**DATA SUPPLIED:**

..........

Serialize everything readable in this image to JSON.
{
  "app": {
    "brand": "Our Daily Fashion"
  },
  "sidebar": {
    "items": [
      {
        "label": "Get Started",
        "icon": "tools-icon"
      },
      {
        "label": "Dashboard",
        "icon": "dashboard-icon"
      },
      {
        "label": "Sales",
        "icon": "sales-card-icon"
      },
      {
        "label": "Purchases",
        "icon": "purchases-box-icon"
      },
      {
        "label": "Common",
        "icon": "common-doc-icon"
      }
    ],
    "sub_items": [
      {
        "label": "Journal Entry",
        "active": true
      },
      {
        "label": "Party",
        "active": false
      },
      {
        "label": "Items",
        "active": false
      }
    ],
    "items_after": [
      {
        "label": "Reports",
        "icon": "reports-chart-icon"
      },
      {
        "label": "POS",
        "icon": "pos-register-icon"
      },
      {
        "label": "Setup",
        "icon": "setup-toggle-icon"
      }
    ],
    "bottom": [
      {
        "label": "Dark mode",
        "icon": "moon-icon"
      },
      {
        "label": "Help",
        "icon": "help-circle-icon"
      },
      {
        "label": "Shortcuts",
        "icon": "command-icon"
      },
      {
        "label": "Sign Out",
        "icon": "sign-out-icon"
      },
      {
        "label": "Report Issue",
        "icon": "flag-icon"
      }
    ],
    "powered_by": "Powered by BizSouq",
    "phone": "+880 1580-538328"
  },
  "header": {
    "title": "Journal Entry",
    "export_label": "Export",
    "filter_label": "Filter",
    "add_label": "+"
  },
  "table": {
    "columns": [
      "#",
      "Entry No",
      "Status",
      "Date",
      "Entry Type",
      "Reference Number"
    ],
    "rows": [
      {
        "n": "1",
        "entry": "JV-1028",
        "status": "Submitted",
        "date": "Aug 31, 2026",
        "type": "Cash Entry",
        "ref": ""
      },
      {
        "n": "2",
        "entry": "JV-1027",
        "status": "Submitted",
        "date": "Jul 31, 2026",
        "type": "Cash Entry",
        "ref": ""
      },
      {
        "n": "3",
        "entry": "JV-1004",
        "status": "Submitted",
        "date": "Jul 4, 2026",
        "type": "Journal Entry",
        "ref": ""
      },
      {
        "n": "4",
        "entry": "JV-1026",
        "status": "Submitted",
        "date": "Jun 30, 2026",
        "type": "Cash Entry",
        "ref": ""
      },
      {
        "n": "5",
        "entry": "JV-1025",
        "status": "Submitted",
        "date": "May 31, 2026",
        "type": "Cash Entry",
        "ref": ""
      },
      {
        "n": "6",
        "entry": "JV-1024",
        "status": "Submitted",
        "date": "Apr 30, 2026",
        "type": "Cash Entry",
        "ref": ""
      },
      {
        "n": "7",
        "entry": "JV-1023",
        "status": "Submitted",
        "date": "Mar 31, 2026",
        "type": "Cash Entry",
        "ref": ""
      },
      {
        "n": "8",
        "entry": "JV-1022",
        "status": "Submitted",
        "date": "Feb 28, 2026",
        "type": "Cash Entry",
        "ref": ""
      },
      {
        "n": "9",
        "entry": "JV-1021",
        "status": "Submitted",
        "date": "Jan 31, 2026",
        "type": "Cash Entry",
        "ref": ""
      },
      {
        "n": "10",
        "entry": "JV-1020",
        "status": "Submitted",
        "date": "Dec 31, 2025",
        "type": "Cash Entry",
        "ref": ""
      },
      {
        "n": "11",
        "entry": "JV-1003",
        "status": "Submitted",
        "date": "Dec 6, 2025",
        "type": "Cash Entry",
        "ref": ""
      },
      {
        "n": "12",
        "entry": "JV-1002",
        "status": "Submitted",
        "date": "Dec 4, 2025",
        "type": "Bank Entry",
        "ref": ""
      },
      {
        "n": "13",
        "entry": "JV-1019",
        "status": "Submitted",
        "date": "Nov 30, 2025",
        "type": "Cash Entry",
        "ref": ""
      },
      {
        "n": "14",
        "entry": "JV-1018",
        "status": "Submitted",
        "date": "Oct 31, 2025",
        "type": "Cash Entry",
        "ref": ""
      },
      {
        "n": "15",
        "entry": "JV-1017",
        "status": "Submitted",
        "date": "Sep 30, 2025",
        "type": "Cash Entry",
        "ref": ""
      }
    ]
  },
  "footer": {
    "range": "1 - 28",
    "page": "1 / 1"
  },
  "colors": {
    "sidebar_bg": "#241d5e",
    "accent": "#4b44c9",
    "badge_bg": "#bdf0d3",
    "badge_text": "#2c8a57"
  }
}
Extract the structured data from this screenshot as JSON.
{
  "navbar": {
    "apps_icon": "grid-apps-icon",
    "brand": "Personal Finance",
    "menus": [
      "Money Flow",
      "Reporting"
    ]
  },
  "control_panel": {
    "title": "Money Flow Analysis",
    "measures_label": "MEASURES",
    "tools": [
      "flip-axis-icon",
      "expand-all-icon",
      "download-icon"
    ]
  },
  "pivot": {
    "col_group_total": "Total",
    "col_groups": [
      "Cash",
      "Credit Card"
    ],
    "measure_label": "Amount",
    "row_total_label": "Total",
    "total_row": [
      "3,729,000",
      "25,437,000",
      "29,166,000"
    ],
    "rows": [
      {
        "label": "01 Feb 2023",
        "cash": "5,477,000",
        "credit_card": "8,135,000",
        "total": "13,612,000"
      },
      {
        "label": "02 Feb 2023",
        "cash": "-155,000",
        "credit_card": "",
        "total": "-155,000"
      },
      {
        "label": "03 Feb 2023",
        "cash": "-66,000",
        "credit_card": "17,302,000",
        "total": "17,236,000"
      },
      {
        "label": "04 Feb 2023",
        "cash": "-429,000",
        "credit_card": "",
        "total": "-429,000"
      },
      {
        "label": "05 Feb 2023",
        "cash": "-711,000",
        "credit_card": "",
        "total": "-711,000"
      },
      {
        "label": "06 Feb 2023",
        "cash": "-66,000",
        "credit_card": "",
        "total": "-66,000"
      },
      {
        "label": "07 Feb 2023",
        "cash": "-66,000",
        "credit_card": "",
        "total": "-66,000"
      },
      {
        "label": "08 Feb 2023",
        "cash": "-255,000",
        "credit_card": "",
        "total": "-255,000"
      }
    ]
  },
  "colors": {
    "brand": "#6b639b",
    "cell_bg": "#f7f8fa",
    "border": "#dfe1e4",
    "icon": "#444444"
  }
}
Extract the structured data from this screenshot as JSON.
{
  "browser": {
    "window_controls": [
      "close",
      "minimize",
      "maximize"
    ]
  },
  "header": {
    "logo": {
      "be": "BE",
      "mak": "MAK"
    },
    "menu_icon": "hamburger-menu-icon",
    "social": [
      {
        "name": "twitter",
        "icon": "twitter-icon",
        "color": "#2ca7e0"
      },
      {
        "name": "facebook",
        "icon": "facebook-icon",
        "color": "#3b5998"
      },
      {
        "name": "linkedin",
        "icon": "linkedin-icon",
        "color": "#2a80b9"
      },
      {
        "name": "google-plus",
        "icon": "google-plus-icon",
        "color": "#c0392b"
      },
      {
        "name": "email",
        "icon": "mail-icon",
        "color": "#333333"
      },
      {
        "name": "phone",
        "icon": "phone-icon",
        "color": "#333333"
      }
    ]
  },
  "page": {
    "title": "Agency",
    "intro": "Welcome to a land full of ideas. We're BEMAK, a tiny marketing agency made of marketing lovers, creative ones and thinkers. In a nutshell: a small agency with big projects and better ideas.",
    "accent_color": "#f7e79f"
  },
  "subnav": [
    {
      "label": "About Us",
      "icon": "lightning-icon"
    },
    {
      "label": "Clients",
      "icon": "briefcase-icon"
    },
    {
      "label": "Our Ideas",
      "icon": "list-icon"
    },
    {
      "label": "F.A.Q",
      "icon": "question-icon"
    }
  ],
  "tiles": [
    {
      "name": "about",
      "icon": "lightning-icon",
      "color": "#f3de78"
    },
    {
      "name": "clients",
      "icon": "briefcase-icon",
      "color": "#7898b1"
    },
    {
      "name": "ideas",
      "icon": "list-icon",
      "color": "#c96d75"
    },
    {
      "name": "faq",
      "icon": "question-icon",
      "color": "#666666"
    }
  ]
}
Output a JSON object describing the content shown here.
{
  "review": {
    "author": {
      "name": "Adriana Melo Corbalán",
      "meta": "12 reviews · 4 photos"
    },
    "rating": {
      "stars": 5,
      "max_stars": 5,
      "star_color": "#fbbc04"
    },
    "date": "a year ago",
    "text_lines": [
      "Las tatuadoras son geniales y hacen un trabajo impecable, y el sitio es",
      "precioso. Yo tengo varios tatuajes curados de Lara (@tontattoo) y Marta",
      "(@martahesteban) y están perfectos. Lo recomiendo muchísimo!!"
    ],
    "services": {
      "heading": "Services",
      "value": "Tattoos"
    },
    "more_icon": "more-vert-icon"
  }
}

..........

**TASK TO CARRY OUT:**
Extract every line from the records above that contains the word "question".

**RESULT FOR THIS EXERCISE:**
      "icon": "question-icon"
      "icon": "question-icon",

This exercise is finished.